## REQUIRED WORK
Give only the number of lines in the data that contain the word "this".

Saved entries
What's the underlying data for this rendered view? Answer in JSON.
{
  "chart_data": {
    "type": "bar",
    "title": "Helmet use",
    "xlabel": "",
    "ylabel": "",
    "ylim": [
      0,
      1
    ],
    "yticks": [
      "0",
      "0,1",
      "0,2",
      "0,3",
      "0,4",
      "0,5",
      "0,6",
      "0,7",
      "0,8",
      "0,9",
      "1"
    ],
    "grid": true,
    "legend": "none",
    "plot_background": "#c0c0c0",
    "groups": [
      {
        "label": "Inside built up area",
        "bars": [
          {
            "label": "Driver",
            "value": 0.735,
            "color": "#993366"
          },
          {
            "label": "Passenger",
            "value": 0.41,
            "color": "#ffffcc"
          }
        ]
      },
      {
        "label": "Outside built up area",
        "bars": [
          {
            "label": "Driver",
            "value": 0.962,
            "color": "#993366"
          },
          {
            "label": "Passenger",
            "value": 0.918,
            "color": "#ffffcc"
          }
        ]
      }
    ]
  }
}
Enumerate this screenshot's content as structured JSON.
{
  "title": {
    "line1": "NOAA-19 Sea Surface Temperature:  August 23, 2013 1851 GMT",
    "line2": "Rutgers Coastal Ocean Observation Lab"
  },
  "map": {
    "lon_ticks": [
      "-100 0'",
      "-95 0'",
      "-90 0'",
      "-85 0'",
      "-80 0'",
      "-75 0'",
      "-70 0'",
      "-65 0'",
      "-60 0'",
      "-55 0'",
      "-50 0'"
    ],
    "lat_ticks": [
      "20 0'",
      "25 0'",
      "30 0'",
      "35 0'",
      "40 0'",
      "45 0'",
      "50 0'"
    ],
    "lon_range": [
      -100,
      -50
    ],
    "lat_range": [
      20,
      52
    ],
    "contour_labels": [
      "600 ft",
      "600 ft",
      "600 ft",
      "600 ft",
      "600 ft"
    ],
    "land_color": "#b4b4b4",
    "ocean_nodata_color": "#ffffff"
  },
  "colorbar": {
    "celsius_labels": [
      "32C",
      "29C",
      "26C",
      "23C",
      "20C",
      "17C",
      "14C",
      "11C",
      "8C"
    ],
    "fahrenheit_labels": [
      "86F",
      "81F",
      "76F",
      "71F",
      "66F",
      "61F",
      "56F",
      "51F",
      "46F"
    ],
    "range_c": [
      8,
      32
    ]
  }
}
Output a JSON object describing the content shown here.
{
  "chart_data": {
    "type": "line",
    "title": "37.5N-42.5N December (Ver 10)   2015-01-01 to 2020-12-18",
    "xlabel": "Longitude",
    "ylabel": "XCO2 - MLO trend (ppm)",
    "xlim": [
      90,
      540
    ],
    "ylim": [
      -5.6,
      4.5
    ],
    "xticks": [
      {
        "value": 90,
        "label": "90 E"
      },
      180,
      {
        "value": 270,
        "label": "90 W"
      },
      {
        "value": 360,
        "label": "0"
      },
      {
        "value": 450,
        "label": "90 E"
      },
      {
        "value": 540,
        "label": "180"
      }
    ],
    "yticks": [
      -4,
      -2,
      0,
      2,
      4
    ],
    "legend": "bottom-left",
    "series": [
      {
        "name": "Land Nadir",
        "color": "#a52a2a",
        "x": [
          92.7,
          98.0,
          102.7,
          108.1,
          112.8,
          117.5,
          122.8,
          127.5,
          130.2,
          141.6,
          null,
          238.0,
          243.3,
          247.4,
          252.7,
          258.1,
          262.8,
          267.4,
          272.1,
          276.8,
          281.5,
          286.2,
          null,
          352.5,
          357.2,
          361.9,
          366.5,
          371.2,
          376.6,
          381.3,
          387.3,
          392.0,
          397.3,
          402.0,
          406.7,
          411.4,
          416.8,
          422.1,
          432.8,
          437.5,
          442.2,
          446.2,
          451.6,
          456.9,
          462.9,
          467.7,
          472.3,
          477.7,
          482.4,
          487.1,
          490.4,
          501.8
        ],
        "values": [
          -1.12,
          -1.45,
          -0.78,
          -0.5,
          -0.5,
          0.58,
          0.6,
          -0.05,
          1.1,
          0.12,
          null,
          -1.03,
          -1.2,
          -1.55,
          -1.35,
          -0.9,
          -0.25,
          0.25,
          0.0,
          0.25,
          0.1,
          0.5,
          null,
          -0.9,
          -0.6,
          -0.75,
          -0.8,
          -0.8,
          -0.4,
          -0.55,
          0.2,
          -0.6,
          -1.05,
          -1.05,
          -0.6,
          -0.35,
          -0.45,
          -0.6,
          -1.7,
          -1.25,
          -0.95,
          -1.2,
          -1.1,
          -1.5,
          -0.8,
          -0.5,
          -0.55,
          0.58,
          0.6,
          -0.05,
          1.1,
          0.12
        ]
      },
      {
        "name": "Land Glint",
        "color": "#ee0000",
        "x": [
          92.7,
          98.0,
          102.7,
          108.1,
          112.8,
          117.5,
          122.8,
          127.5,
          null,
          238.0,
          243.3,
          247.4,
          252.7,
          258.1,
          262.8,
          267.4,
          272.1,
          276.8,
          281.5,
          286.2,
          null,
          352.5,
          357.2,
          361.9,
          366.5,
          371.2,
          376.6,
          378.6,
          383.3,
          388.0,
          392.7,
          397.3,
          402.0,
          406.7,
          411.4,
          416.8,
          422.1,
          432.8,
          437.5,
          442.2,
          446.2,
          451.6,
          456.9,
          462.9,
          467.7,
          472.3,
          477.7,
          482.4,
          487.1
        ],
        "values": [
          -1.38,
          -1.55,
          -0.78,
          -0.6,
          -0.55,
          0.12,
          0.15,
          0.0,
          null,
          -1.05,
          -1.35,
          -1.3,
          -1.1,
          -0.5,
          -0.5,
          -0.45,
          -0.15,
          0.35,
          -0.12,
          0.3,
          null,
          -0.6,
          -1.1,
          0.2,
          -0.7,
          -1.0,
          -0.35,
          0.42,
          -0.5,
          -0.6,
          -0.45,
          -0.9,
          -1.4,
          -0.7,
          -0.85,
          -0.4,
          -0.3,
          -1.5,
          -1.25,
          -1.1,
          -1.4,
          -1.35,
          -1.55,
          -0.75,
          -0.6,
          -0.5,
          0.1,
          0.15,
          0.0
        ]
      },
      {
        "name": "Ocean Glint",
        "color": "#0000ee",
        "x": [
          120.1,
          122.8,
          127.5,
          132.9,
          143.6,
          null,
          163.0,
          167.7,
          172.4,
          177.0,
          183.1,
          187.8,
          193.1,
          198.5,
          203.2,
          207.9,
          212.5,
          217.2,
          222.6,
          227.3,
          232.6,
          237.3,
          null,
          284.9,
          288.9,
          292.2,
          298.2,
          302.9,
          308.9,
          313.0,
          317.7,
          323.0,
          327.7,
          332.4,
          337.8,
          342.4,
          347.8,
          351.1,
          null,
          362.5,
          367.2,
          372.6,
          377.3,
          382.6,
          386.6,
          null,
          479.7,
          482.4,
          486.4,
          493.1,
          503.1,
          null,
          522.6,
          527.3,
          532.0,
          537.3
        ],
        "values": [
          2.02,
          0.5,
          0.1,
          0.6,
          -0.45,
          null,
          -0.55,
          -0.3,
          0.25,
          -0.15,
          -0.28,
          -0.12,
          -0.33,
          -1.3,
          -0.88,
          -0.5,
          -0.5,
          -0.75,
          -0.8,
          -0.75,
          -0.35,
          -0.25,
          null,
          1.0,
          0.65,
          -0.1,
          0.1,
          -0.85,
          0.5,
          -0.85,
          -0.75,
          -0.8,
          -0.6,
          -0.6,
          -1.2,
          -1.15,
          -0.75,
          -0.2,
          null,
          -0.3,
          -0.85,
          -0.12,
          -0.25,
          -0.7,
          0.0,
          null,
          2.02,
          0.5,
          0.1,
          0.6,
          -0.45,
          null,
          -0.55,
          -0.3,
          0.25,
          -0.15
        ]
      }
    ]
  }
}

## WORKED ANSWER
2